== Dataset records

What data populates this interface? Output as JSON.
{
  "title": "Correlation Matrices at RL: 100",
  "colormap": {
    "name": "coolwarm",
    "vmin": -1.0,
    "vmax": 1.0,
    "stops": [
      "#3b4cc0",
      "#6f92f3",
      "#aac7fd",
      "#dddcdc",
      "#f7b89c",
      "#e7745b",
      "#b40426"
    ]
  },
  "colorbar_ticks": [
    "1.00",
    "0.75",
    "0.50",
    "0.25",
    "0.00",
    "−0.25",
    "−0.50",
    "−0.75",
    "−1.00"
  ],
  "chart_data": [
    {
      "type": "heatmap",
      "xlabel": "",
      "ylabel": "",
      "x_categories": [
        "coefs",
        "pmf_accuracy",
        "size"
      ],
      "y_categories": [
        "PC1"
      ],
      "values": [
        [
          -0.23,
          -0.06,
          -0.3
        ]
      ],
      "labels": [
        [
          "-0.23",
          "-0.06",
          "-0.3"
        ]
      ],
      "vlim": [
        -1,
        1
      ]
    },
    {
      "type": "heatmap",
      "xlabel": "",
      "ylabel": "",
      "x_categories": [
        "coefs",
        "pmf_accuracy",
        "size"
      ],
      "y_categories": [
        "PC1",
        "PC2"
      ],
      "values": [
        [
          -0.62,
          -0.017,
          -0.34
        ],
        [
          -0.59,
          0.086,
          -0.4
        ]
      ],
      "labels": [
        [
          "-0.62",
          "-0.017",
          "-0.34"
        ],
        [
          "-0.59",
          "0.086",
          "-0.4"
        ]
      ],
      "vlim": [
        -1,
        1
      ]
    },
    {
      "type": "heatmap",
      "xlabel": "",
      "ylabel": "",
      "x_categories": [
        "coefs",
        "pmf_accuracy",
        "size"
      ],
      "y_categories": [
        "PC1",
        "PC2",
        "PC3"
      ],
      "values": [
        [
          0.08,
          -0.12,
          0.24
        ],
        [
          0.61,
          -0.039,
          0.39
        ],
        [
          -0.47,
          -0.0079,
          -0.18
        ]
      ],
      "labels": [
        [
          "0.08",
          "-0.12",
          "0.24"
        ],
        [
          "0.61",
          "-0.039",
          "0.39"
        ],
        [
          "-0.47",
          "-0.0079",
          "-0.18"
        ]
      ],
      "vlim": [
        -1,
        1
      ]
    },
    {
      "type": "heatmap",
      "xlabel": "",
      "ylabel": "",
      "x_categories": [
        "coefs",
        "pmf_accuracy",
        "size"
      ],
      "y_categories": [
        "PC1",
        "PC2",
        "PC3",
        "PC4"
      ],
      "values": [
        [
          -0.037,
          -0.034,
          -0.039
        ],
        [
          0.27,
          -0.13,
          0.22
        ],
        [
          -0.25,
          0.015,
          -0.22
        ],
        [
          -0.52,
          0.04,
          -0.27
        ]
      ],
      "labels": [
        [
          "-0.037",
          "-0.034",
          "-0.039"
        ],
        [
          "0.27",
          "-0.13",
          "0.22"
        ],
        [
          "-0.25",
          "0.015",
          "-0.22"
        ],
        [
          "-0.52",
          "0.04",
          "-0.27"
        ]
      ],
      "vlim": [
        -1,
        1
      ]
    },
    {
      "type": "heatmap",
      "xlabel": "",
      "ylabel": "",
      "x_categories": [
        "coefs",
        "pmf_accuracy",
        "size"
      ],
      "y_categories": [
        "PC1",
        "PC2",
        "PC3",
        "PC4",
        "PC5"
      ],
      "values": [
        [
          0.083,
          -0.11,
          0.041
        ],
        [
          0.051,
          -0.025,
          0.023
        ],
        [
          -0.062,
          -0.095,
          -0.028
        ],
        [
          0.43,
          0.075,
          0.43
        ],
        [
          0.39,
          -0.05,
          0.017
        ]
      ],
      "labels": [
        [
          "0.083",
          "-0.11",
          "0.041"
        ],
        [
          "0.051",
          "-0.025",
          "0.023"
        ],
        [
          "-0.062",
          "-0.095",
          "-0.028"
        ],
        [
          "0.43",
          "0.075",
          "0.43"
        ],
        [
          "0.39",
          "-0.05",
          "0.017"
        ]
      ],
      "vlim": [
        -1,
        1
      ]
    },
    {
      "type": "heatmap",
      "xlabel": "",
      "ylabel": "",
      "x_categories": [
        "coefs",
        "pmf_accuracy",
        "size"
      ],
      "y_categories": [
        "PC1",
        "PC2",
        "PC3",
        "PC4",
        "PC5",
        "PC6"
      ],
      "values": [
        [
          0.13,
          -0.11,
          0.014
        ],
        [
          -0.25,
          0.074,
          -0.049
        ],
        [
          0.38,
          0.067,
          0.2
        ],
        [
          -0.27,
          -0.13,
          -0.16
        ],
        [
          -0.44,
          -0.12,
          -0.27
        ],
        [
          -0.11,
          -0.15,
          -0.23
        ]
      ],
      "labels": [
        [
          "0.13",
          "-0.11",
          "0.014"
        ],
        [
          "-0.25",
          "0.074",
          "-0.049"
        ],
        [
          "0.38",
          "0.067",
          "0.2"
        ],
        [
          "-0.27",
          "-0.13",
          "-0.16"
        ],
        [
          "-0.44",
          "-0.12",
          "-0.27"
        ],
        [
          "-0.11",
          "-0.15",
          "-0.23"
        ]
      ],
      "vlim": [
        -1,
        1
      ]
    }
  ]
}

====

Required task
Your task is to repeat the data exactly, with nothing left out.

Exercise response
What data populates this interface? Output as JSON.
{
  "title": "Correlation Matrices at RL: 100",
  "colormap": {
    "name": "coolwarm",
    "vmin": -1.0,
    "vmax": 1.0,
    "stops": [
      "#3b4cc0",
      "#6f92f3",
      "#aac7fd",
      "#dddcdc",
      "#f7b89c",
      "#e7745b",
      "#b40426"
    ]
  },
  "colorbar_ticks": [
    "1.00",
    "0.75",
    "0.50",
    "0.25",
    "0.00",
    "−0.25",
    "−0.50",
    "−0.75",
    "−1.00"
  ],
  "chart_data": [
    {
      "type": "heatmap",
      "xlabel": "",
      "ylabel": "",
      "x_categories": [
        "coefs",
        "pmf_accuracy",
        "size"
      ],
      "y_categories": [
        "PC1"
      ],
      "values": [
        [
          -0.23,
          -0.06,
          -0.3
        ]
      ],
      "labels": [
        [
          "-0.23",
          "-0.06",
          "-0.3"
        ]
      ],
      "vlim": [
        -1,
        1
      ]
    },
    {
      "type": "heatmap",
      "xlabel": "",
      "ylabel": "",
      "x_categories": [
        "coefs",
        "pmf_accuracy",
        "size"
      ],
      "y_categories": [
        "PC1",
        "PC2"
      ],
      "values": [
        [
          -0.62,
          -0.017,
          -0.34
        ],
        [
          -0.59,
          0.086,
          -0.4
        ]
      ],
      "labels": [
        [
          "-0.62",
          "-0.017",
          "-0.34"
        ],
        [
          "-0.59",
          "0.086",
          "-0.4"
        ]
      ],
      "vlim": [
        -1,
        1
      ]
    },
    {
      "type": "heatmap",
      "xlabel": "",
      "ylabel": "",
      "x_categories": [
        "coefs",
        "pmf_accuracy",
        "size"
      ],
      "y_categories": [
        "PC1",
        "PC2",
        "PC3"
      ],
      "values": [
        [
          0.08,
          -0.12,
          0.24
        ],
        [
          0.61,
          -0.039,
          0.39
        ],
        [
          -0.47,
          -0.0079,
          -0.18
        ]
      ],
      "labels": [
        [
          "0.08",
          "-0.12",
          "0.24"
        ],
        [
          "0.61",
          "-0.039",
          "0.39"
        ],
        [
          "-0.47",
          "-0.0079",
          "-0.18"
        ]
      ],
      "vlim": [
        -1,
        1
      ]
    },
    {
      "type": "heatmap",
      "xlabel": "",
      "ylabel": "",
      "x_categories": [
        "coefs",
        "pmf_accuracy",
        "size"
      ],
      "y_categories": [
        "PC1",
        "PC2",
        "PC3",
        "PC4"
      ],
      "values": [
        [
          -0.037,
          -0.034,
          -0.039
        ],
        [
          0.27,
          -0.13,
          0.22
        ],
        [
          -0.25,
          0.015,
          -0.22
        ],
        [
          -0.52,
          0.04,
          -0.27
        ]
      ],
      "labels": [
        [
          "-0.037",
          "-0.034",
          "-0.039"
        ],
        [
          "0.27",
          "-0.13",
          "0.22"
        ],
        [
          "-0.25",
          "0.015",
          "-0.22"
        ],
        [
          "-0.52",
          "0.04",
          "-0.27"
        ]
      ],
      "vlim": [
        -1,
        1
      ]
    },
    {
      "type": "heatmap",
      "xlabel": "",
      "ylabel": "",
      "x_categories": [
        "coefs",
        "pmf_accuracy",
        "size"
      ],
      "y_categories": [
        "PC1",
        "PC2",
        "PC3",
        "PC4",
        "PC5"
      ],
      "values": [
        [
          0.083,
          -0.11,
          0.041
        ],
        [
          0.051,
          -0.025,
          0.023
        ],
        [
          -0.062,
          -0.095,
          -0.028
        ],
        [
          0.43,
          0.075,
          0.43
        ],
        [
          0.39,
          -0.05,
          0.017
        ]
      ],
      "labels": [
        [
          "0.083",
          "-0.11",
          "0.041"
        ],
        [
          "0.051",
          "-0.025",
          "0.023"
        ],
        [
          "-0.062",
          "-0.095",
          "-0.028"
        ],
        [
          "0.43",
          "0.075",
          "0.43"
        ],
        [
          "0.39",
          "-0.05",
          "0.017"
        ]
      ],
      "vlim": [
        -1,
        1
      ]
    },
    {
      "type": "heatmap",
      "xlabel": "",
      "ylabel": "",
      "x_categories": [
        "coefs",
        "pmf_accuracy",
        "size"
      ],
      "y_categories": [
        "PC1",
        "PC2",
        "PC3",
        "PC4",
        "PC5",
        "PC6"
      ],
      "values": [
        [
          0.13,
          -0.11,
          0.014
        ],
        [
          -0.25,
          0.074,
          -0.049
        ],
        [
          0.38,
          0.067,
          0.2
        ],
        [
          -0.27,
          -0.13,
          -0.16
        ],
        [
          -0.44,
          -0.12,
          -0.27
        ],
        [
          -0.11,
          -0.15,
          -0.23
        ]
      ],
      "labels": [
        [
          "0.13",
          "-0.11",
          "0.014"
        ],
        [
          "-0.25",
          "0.074",
          "-0.049"
        ],
        [
          "0.38",
          "0.067",
          "0.2"
        ],
        [
          "-0.27",
          "-0.13",
          "-0.16"
        ],
        [
          "-0.44",
          "-0.12",
          "-0.27"
        ],
        [
          "-0.11",
          "-0.15",
          "-0.23"
        ]
      ],
      "vlim": [
        -1,
        1
      ]
    }
  ]
}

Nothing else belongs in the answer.